** BEGIN Records for processing **
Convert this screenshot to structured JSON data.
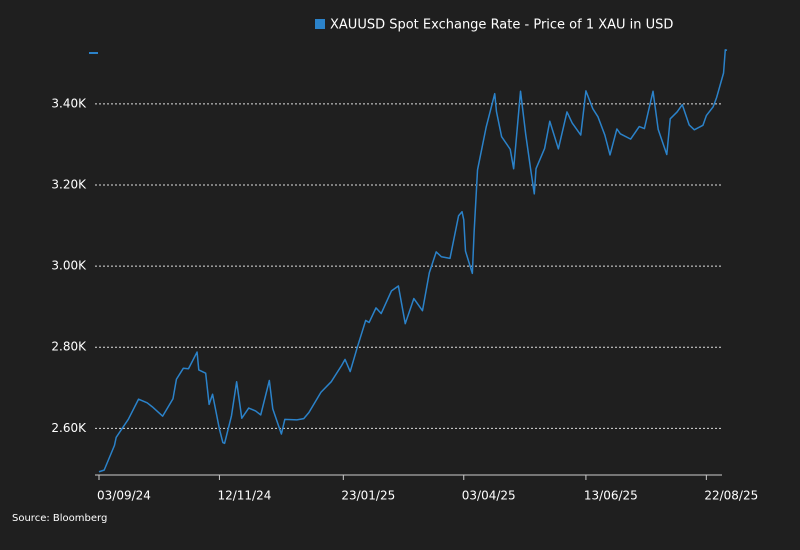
{
  "chart_data": {
    "type": "line",
    "legend": "XAUUSD Spot Exchange Rate - Price of 1 XAU in USD",
    "source": "Source: Bloomberg",
    "legend_position": "top",
    "grid": true,
    "x": [
      "03/09/24",
      "06/09/24",
      "12/09/24",
      "13/09/24",
      "20/09/24",
      "26/09/24",
      "01/10/24",
      "04/10/24",
      "10/10/24",
      "16/10/24",
      "18/10/24",
      "22/10/24",
      "25/10/24",
      "30/10/24",
      "31/10/24",
      "04/11/24",
      "06/11/24",
      "08/11/24",
      "12/11/24",
      "14/11/24",
      "15/11/24",
      "19/11/24",
      "22/11/24",
      "25/11/24",
      "29/11/24",
      "03/12/24",
      "06/12/24",
      "11/12/24",
      "13/12/24",
      "18/12/24",
      "20/12/24",
      "27/12/24",
      "31/12/24",
      "03/01/25",
      "10/01/25",
      "16/01/25",
      "22/01/25",
      "24/01/25",
      "27/01/25",
      "31/01/25",
      "05/02/25",
      "07/02/25",
      "11/02/25",
      "14/02/25",
      "20/02/25",
      "24/02/25",
      "28/02/25",
      "05/03/25",
      "10/03/25",
      "14/03/25",
      "18/03/25",
      "21/03/25",
      "26/03/25",
      "31/03/25",
      "02/04/25",
      "03/04/25",
      "04/04/25",
      "08/04/25",
      "09/04/25",
      "11/04/25",
      "16/04/25",
      "21/04/25",
      "22/04/25",
      "25/04/25",
      "30/04/25",
      "02/05/25",
      "06/05/25",
      "09/05/25",
      "12/05/25",
      "14/05/25",
      "15/05/25",
      "20/05/25",
      "23/05/25",
      "28/05/25",
      "02/06/25",
      "05/06/25",
      "10/06/25",
      "13/06/25",
      "17/06/25",
      "20/06/25",
      "24/06/25",
      "27/06/25",
      "01/07/25",
      "03/07/25",
      "09/07/25",
      "14/07/25",
      "17/07/25",
      "22/07/25",
      "25/07/25",
      "30/07/25",
      "01/08/25",
      "05/08/25",
      "08/08/25",
      "12/08/25",
      "15/08/25",
      "20/08/25",
      "22/08/25",
      "26/08/25",
      "28/08/25",
      "01/09/25",
      "02/09/25",
      "03/09/25"
    ],
    "series": [
      {
        "name": "XAUUSD Spot Exchange Rate - Price of 1 XAU in USD",
        "color": "#2b82c9",
        "values": [
          2493,
          2497,
          2558,
          2578,
          2622,
          2672,
          2663,
          2653,
          2630,
          2673,
          2721,
          2748,
          2747,
          2788,
          2744,
          2736,
          2659,
          2684,
          2598,
          2565,
          2563,
          2631,
          2715,
          2625,
          2650,
          2643,
          2633,
          2718,
          2648,
          2586,
          2622,
          2621,
          2624,
          2639,
          2689,
          2715,
          2755,
          2770,
          2740,
          2798,
          2866,
          2861,
          2897,
          2883,
          2939,
          2951,
          2858,
          2920,
          2890,
          2984,
          3035,
          3023,
          3019,
          3124,
          3134,
          3114,
          3037,
          2982,
          3082,
          3237,
          3342,
          3425,
          3381,
          3319,
          3288,
          3240,
          3431,
          3325,
          3235,
          3178,
          3240,
          3290,
          3357,
          3289,
          3380,
          3353,
          3323,
          3432,
          3388,
          3368,
          3323,
          3274,
          3338,
          3326,
          3313,
          3344,
          3339,
          3431,
          3337,
          3275,
          3363,
          3380,
          3398,
          3348,
          3336,
          3347,
          3371,
          3393,
          3416,
          3476,
          3533,
          3532
        ]
      }
    ],
    "xlim": [
      "03/09/24",
      "03/09/25"
    ],
    "xticks": [
      "03/09/24",
      "12/11/24",
      "23/01/25",
      "03/04/25",
      "13/06/25",
      "22/08/25"
    ],
    "ylim": [
      2485,
      3545
    ],
    "yticks": [
      {
        "value": 2600,
        "label": "2.60K"
      },
      {
        "value": 2800,
        "label": "2.80K"
      },
      {
        "value": 3000,
        "label": "3.00K"
      },
      {
        "value": 3200,
        "label": "3.20K"
      },
      {
        "value": 3400,
        "label": "3.40K"
      }
    ]
  }
}
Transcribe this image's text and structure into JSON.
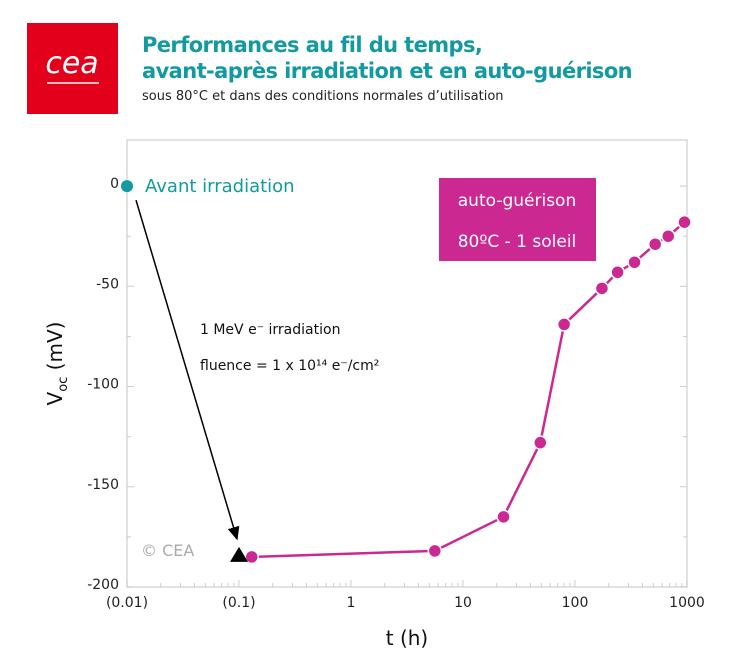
{
  "header": {
    "logo_text": "cea",
    "title_line1": "Performances au fil du temps,",
    "title_line2": "avant-après irradiation et en auto-guérison",
    "subtitle": "sous 80°C et dans des conditions normales d’utilisation"
  },
  "chart_data": {
    "type": "scatter",
    "xlabel": "t (h)",
    "ylabel": {
      "main": "V",
      "sub": "oc",
      "unit": " (mV)"
    },
    "xscale": "log",
    "xlim": [
      0.01,
      1000
    ],
    "ylim": [
      -200,
      23
    ],
    "grid": false,
    "x_ticks": [
      0.01,
      0.1,
      1,
      10,
      100,
      1000
    ],
    "x_tick_labels": [
      "(0.01)",
      "(0.1)",
      "1",
      "10",
      "100",
      "1000"
    ],
    "y_ticks": [
      0,
      -50,
      -100,
      -150,
      -200
    ],
    "y_tick_labels": [
      "0",
      "-50",
      "-100",
      "-150",
      "-200"
    ],
    "series": [
      {
        "name": "Avant irradiation",
        "color": "#129aa0",
        "marker": "circle",
        "points": [
          {
            "x": 0.01,
            "y": 0
          }
        ]
      },
      {
        "marker": "triangle",
        "color": "#000000",
        "points": [
          {
            "x": 0.1,
            "y": -184
          }
        ]
      },
      {
        "name": "auto-guérison",
        "color": "#cc2891",
        "marker": "circle",
        "line": true,
        "points": [
          {
            "x": 0.13,
            "y": -185
          },
          {
            "x": 5.6,
            "y": -182
          },
          {
            "x": 23,
            "y": -165
          },
          {
            "x": 49,
            "y": -128
          },
          {
            "x": 80,
            "y": -69
          },
          {
            "x": 174,
            "y": -51
          },
          {
            "x": 240,
            "y": -43
          },
          {
            "x": 340,
            "y": -38
          },
          {
            "x": 520,
            "y": -29
          },
          {
            "x": 680,
            "y": -25
          },
          {
            "x": 950,
            "y": -18
          }
        ]
      }
    ],
    "annotations": {
      "irradiation_line1": "1 MeV e⁻ irradiation",
      "irradiation_line2": "fluence = 1 x 10¹⁴ e⁻/cm²",
      "box_line1": "auto-guérison",
      "box_line2": "80ºC - 1 soleil",
      "copyright": "© CEA"
    }
  }
}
** END Records for processing **
# [Given problem]
Write out the listing above again, exactly, but with no pictures in the copy.

# [Written solution]
Convert this screenshot to structured JSON data.
{
  "chart_data": {
    "type": "line",
    "legend": "XAUUSD Spot Exchange Rate - Price of 1 XAU in USD",
    "source": "Source: Bloomberg",
    "legend_position": "top",
    "grid": true,
    "x": [
      "03/09/24",
      "06/09/24",
      "12/09/24",
      "13/09/24",
      "20/09/24",
      "26/09/24",
      "01/10/24",
      "04/10/24",
      "10/10/24",
      "16/10/24",
      "18/10/24",
      "22/10/24",
      "25/10/24",
      "30/10/24",
      "31/10/24",
      "04/11/24",
      "06/11/24",
      "08/11/24",
      "12/11/24",
      "14/11/24",
      "15/11/24",
      "19/11/24",
      "22/11/24",
      "25/11/24",
      "29/11/24",
      "03/12/24",
      "06/12/24",
      "11/12/24",
      "13/12/24",
      "18/12/24",
      "20/12/24",
      "27/12/24",
      "31/12/24",
      "03/01/25",
      "10/01/25",
      "16/01/25",
      "22/01/25",
      "24/01/25",
      "27/01/25",
      "31/01/25",
      "05/02/25",
      "07/02/25",
      "11/02/25",
      "14/02/25",
      "20/02/25",
      "24/02/25",
      "28/02/25",
      "05/03/25",
      "10/03/25",
      "14/03/25",
      "18/03/25",
      "21/03/25",
      "26/03/25",
      "31/03/25",
      "02/04/25",
      "03/04/25",
      "04/04/25",
      "08/04/25",
      "09/04/25",
      "11/04/25",
      "16/04/25",
      "21/04/25",
      "22/04/25",
      "25/04/25",
      "30/04/25",
      "02/05/25",
      "06/05/25",
      "09/05/25",
      "12/05/25",
      "14/05/25",
      "15/05/25",
      "20/05/25",
      "23/05/25",
      "28/05/25",
      "02/06/25",
      "05/06/25",
      "10/06/25",
      "13/06/25",
      "17/06/25",
      "20/06/25",
      "24/06/25",
      "27/06/25",
      "01/07/25",
      "03/07/25",
      "09/07/25",
      "14/07/25",
      "17/07/25",
      "22/07/25",
      "25/07/25",
      "30/07/25",
      "01/08/25",
      "05/08/25",
      "08/08/25",
      "12/08/25",
      "15/08/25",
      "20/08/25",
      "22/08/25",
      "26/08/25",
      "28/08/25",
      "01/09/25",
      "02/09/25",
      "03/09/25"
    ],
    "series": [
      {
        "name": "XAUUSD Spot Exchange Rate - Price of 1 XAU in USD",
        "color": "#2b82c9",
        "values": [
          2493,
          2497,
          2558,
          2578,
          2622,
          2672,
          2663,
          2653,
          2630,
          2673,
          2721,
          2748,
          2747,
          2788,
          2744,
          2736,
          2659,
          2684,
          2598,
          2565,
          2563,
          2631,
          2715,
          2625,
          2650,
          2643,
          2633,
          2718,
          2648,
          2586,
          2622,
          2621,
          2624,
          2639,
          2689,
          2715,
          2755,
          2770,
          2740,
          2798,
          2866,
          2861,
          2897,
          2883,
          2939,
          2951,
          2858,
          2920,
          2890,
          2984,
          3035,
          3023,
          3019,
          3124,
          3134,
          3114,
          3037,
          2982,
          3082,
          3237,
          3342,
          3425,
          3381,
          3319,
          3288,
          3240,
          3431,
          3325,
          3235,
          3178,
          3240,
          3290,
          3357,
          3289,
          3380,
          3353,
          3323,
          3432,
          3388,
          3368,
          3323,
          3274,
          3338,
          3326,
          3313,
          3344,
          3339,
          3431,
          3337,
          3275,
          3363,
          3380,
          3398,
          3348,
          3336,
          3347,
          3371,
          3393,
          3416,
          3476,
          3533,
          3532
        ]
      }
    ],
    "xlim": [
      "03/09/24",
      "03/09/25"
    ],
    "xticks": [
      "03/09/24",
      "12/11/24",
      "23/01/25",
      "03/04/25",
      "13/06/25",
      "22/08/25"
    ],
    "ylim": [
      2485,
      3545
    ],
    "yticks": [
      {
        "value": 2600,
        "label": "2.60K"
      },
      {
        "value": 2800,
        "label": "2.80K"
      },
      {
        "value": 3000,
        "label": "3.00K"
      },
      {
        "value": 3200,
        "label": "3.20K"
      },
      {
        "value": 3400,
        "label": "3.40K"
      }
    ]
  }
}
Transcribe this image's text and structure into JSON.
{
  "header": {
    "logo_text": "cea",
    "title_line1": "Performances au fil du temps,",
    "title_line2": "avant-après irradiation et en auto-guérison",
    "subtitle": "sous 80°C et dans des conditions normales d’utilisation"
  },
  "chart_data": {
    "type": "scatter",
    "xlabel": "t (h)",
    "ylabel": {
      "main": "V",
      "sub": "oc",
      "unit": " (mV)"
    },
    "xscale": "log",
    "xlim": [
      0.01,
      1000
    ],
    "ylim": [
      -200,
      23
    ],
    "grid": false,
    "x_ticks": [
      0.01,
      0.1,
      1,
      10,
      100,
      1000
    ],
    "x_tick_labels": [
      "(0.01)",
      "(0.1)",
      "1",
      "10",
      "100",
      "1000"
    ],
    "y_ticks": [
      0,
      -50,
      -100,
      -150,
      -200
    ],
    "y_tick_labels": [
      "0",
      "-50",
      "-100",
      "-150",
      "-200"
    ],
    "series": [
      {
        "name": "Avant irradiation",
        "color": "#129aa0",
        "marker": "circle",
        "points": [
          {
            "x": 0.01,
            "y": 0
          }
        ]
      },
      {
        "marker": "triangle",
        "color": "#000000",
        "points": [
          {
            "x": 0.1,
            "y": -184
          }
        ]
      },
      {
        "name": "auto-guérison",
        "color": "#cc2891",
        "marker": "circle",
        "line": true,
        "points": [
          {
            "x": 0.13,
            "y": -185
          },
          {
            "x": 5.6,
            "y": -182
          },
          {
            "x": 23,
            "y": -165
          },
          {
            "x": 49,
            "y": -128
          },
          {
            "x": 80,
            "y": -69
          },
          {
            "x": 174,
            "y": -51
          },
          {
            "x": 240,
            "y": -43
          },
          {
            "x": 340,
            "y": -38
          },
          {
            "x": 520,
            "y": -29
          },
          {
            "x": 680,
            "y": -25
          },
          {
            "x": 950,
            "y": -18
          }
        ]
      }
    ],
    "annotations": {
      "irradiation_line1": "1 MeV e⁻ irradiation",
      "irradiation_line2": "fluence = 1 x 10¹⁴ e⁻/cm²",
      "box_line1": "auto-guérison",
      "box_line2": "80ºC - 1 soleil",
      "copyright": "© CEA"
    }
  }
}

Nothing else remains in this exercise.